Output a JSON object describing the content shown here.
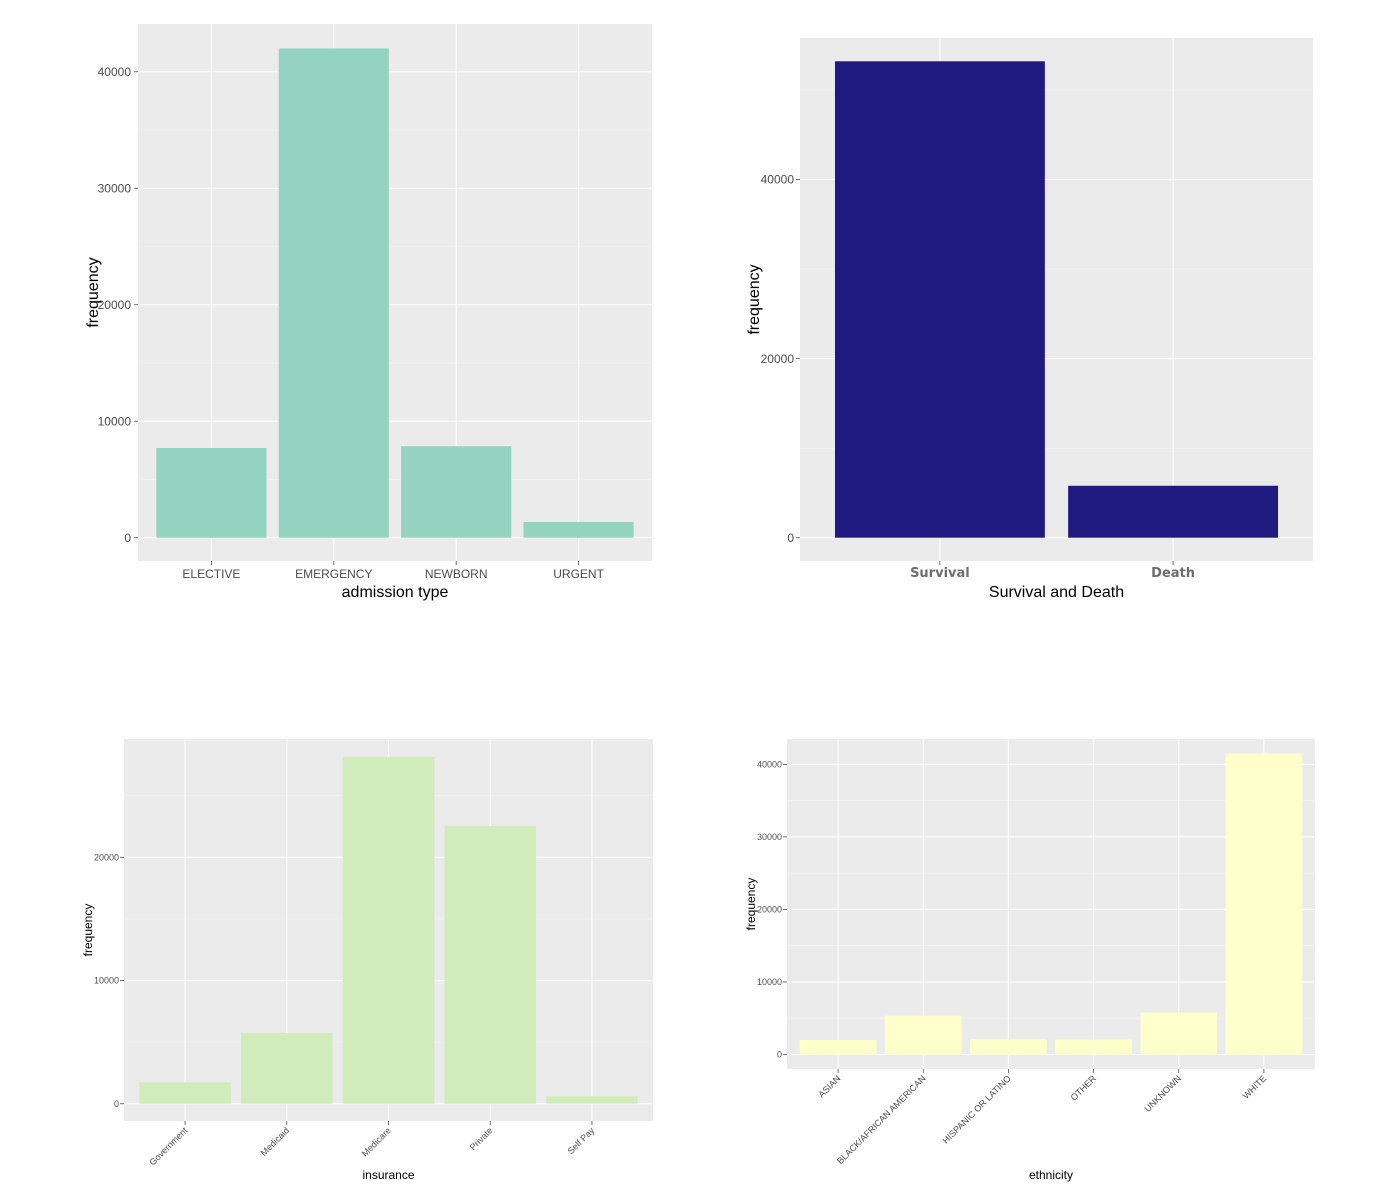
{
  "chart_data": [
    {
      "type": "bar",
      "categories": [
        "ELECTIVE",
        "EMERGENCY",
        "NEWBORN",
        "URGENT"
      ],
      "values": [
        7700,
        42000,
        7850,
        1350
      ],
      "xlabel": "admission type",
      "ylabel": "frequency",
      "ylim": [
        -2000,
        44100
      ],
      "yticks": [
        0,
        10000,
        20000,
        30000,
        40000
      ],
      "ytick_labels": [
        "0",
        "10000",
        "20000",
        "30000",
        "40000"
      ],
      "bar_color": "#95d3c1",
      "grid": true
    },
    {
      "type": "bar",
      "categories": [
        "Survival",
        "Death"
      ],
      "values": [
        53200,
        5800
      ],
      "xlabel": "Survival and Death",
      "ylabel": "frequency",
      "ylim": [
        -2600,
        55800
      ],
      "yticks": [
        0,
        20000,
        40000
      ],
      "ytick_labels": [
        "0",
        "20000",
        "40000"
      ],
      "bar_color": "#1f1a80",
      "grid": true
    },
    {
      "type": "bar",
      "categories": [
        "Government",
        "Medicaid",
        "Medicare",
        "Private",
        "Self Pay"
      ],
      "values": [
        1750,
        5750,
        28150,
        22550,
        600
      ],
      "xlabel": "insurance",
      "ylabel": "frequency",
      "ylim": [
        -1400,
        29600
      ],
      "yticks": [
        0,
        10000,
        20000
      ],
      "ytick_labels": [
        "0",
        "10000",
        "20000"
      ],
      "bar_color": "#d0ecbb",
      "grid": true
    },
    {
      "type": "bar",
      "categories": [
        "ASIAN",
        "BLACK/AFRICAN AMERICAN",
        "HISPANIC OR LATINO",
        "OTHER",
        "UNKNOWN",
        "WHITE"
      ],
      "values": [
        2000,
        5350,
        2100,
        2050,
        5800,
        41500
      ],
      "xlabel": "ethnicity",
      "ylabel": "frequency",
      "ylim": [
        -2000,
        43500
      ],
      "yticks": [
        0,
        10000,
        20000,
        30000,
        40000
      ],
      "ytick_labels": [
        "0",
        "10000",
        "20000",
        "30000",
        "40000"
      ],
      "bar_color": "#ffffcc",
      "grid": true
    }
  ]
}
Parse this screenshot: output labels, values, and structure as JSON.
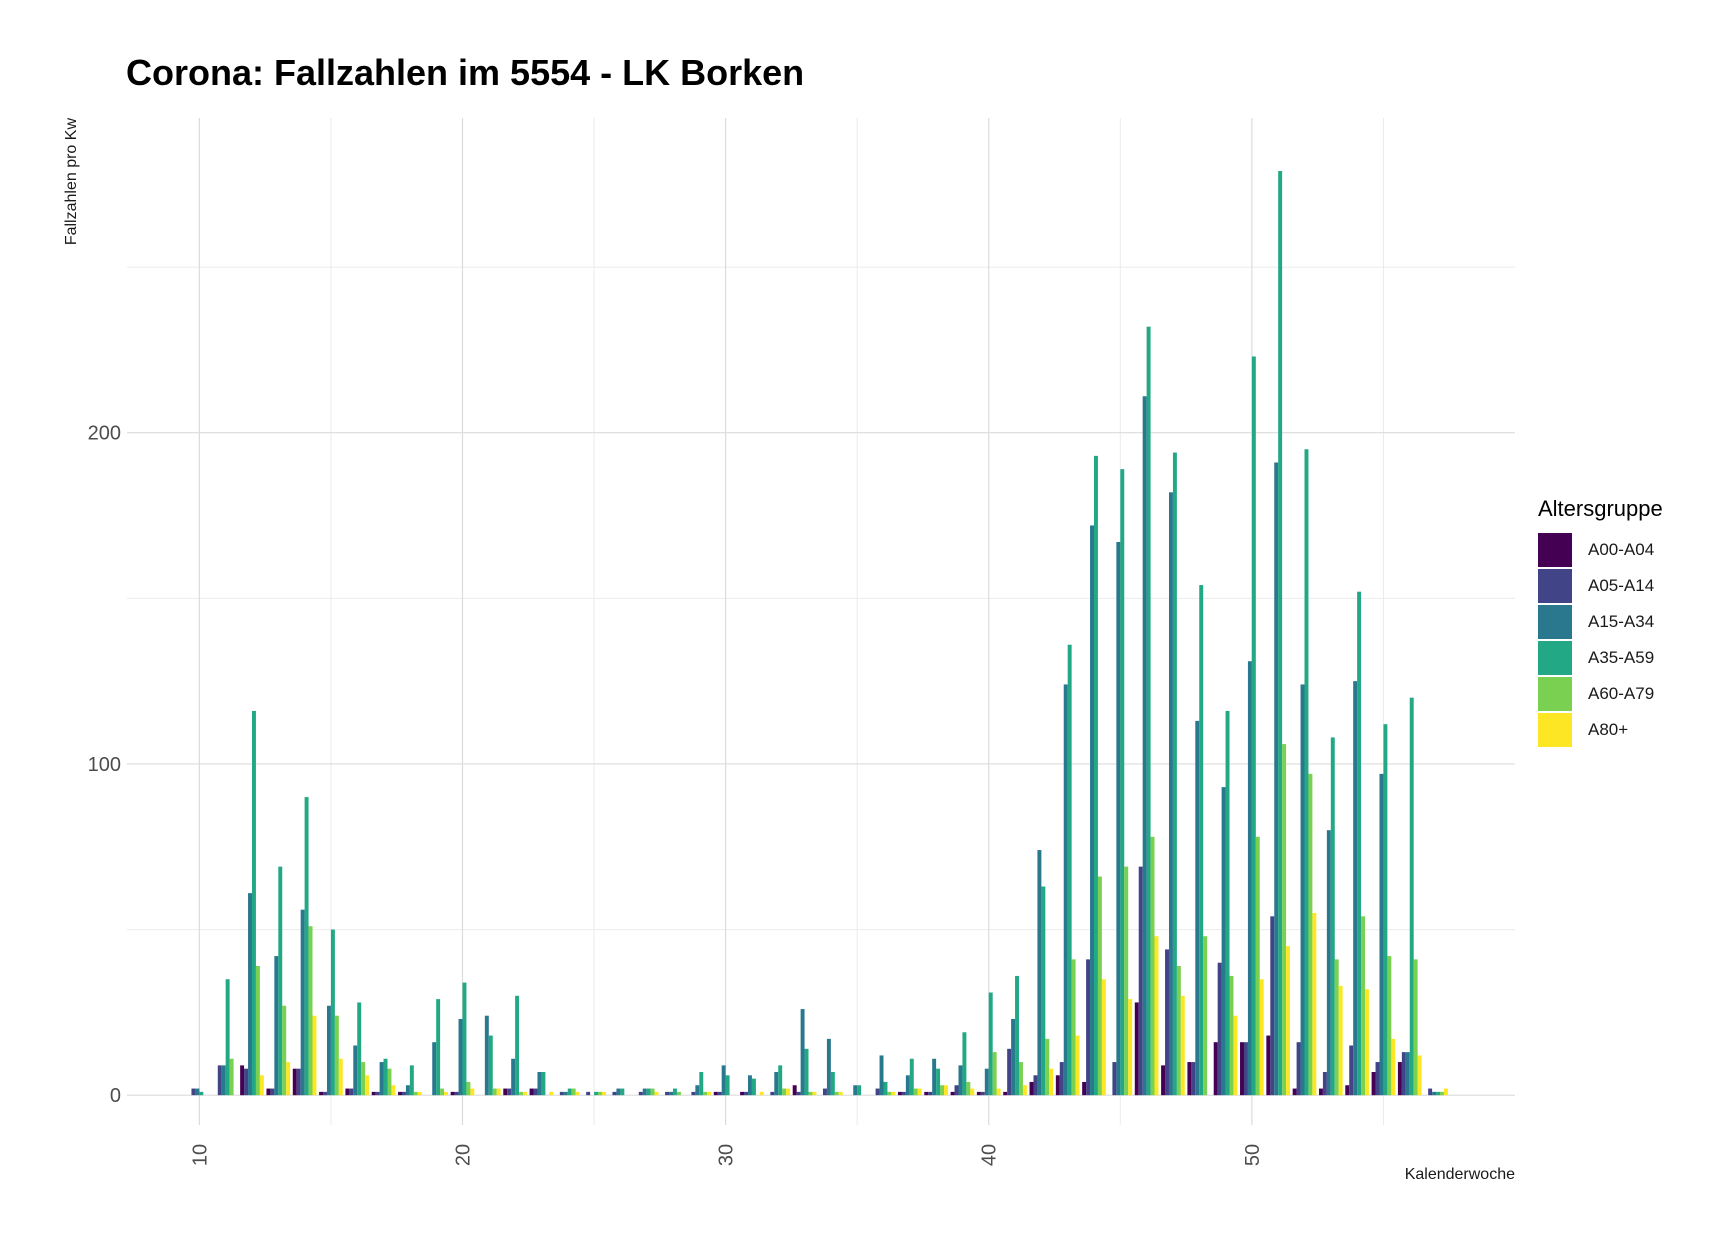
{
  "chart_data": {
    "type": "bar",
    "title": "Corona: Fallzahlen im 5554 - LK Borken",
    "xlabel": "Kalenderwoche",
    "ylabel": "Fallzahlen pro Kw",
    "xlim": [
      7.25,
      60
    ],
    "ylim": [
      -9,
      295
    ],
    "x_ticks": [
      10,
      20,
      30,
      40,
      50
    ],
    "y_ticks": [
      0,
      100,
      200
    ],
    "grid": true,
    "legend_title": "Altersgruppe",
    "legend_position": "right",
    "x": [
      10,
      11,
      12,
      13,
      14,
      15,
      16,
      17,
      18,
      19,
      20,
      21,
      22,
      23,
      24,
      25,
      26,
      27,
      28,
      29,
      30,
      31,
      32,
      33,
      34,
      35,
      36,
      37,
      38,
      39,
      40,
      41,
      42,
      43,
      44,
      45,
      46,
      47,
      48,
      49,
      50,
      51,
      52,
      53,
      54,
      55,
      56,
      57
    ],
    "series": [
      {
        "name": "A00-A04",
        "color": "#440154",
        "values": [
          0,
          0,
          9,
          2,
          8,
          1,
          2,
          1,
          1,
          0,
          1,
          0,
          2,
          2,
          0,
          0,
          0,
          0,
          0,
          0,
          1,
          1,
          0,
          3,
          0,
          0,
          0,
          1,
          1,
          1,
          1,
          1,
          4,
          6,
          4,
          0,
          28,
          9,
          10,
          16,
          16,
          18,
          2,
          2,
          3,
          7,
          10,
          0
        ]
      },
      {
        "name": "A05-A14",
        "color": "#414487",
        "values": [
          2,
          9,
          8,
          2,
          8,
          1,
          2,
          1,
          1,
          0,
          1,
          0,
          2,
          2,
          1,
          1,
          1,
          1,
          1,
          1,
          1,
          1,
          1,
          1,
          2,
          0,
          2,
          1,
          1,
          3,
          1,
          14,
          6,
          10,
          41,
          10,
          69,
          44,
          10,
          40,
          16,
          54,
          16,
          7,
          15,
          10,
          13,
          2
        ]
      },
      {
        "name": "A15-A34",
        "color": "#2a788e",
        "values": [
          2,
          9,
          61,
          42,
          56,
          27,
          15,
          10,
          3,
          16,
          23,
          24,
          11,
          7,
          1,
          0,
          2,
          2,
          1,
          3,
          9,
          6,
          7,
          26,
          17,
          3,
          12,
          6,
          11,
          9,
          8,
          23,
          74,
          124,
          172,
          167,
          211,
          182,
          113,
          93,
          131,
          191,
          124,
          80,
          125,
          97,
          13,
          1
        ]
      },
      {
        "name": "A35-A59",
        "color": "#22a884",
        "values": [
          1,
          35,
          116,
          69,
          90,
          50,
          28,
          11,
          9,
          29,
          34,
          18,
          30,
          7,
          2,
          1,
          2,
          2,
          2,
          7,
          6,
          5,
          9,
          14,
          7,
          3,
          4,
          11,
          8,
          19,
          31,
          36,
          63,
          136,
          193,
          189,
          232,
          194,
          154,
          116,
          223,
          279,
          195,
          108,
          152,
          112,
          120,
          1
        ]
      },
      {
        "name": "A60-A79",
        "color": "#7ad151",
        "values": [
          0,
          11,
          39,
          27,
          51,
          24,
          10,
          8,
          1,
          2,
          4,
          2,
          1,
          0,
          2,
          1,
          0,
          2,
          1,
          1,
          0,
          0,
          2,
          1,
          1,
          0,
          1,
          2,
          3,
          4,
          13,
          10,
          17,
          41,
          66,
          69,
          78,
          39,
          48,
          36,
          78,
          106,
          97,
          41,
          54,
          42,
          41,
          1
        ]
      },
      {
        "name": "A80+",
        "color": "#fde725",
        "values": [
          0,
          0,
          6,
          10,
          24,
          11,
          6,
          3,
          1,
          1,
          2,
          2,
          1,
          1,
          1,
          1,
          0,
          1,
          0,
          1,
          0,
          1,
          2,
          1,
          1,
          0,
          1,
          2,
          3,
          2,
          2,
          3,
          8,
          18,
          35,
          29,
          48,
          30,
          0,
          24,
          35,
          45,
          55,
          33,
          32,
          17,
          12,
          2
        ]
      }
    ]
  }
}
--
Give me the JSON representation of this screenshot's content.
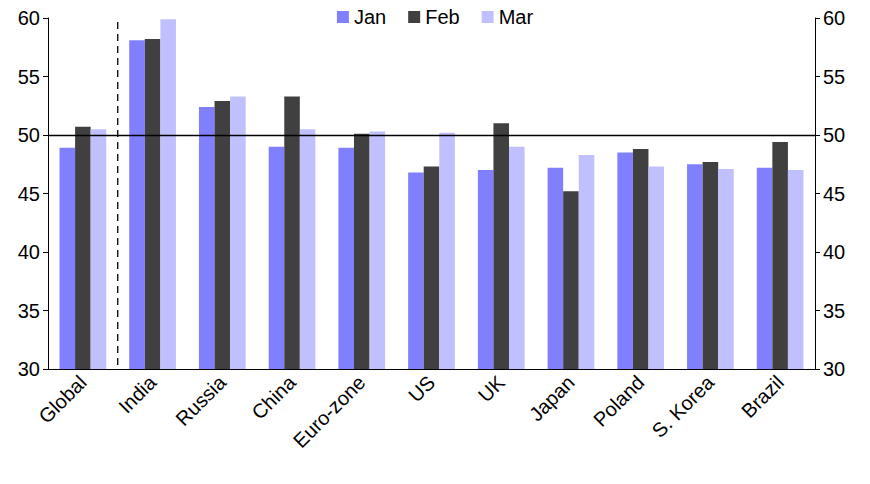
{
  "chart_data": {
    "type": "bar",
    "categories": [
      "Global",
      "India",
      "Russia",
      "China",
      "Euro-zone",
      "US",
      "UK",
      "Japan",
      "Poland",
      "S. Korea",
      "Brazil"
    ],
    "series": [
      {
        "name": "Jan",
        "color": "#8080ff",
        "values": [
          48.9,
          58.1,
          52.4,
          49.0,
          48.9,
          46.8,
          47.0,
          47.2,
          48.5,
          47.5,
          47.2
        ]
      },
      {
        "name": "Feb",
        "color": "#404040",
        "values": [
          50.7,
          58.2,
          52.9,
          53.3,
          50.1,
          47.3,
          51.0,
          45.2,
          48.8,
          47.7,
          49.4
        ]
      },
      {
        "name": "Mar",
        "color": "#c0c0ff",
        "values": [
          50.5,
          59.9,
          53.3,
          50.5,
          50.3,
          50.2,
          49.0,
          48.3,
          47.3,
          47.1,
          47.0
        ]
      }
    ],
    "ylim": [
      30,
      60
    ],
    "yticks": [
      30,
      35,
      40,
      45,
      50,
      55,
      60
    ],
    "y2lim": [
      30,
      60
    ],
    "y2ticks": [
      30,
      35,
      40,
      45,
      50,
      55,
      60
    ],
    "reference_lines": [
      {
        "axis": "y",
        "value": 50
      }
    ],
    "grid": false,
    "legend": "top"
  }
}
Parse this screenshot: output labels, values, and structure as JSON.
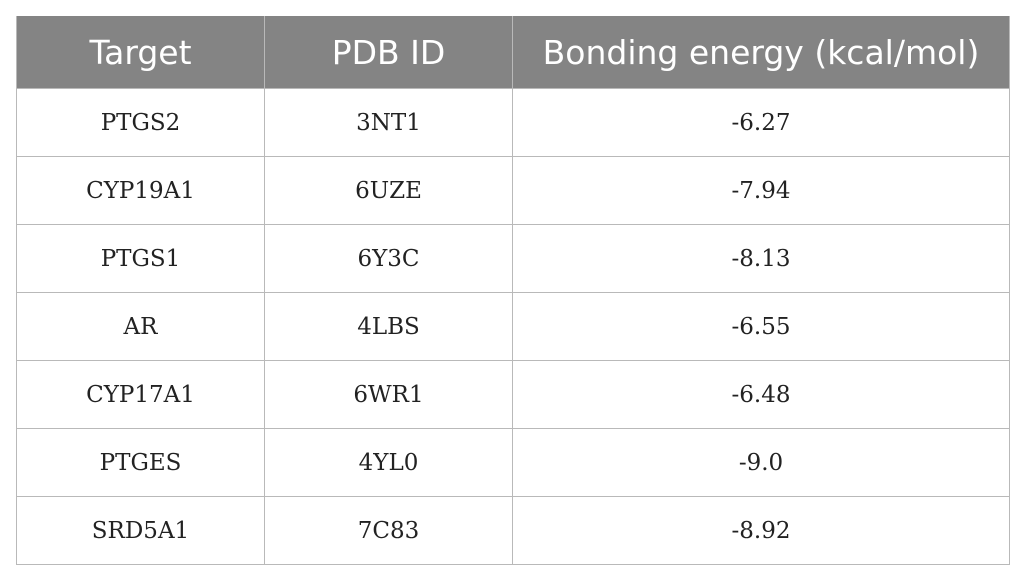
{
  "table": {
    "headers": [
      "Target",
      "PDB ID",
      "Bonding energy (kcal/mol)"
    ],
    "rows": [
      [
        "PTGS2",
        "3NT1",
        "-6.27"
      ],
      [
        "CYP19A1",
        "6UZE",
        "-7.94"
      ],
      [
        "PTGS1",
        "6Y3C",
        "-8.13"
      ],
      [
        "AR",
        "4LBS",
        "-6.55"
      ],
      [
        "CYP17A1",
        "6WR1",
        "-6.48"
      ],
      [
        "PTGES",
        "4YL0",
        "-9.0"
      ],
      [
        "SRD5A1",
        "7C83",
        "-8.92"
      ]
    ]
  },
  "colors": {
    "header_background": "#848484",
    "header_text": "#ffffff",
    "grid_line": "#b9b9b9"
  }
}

- _WORK TO COMPLETE_
Check each line of the data above for the string "content", then report how many lines have it, with no other words.

- _PROBLEM SOLUTION_
2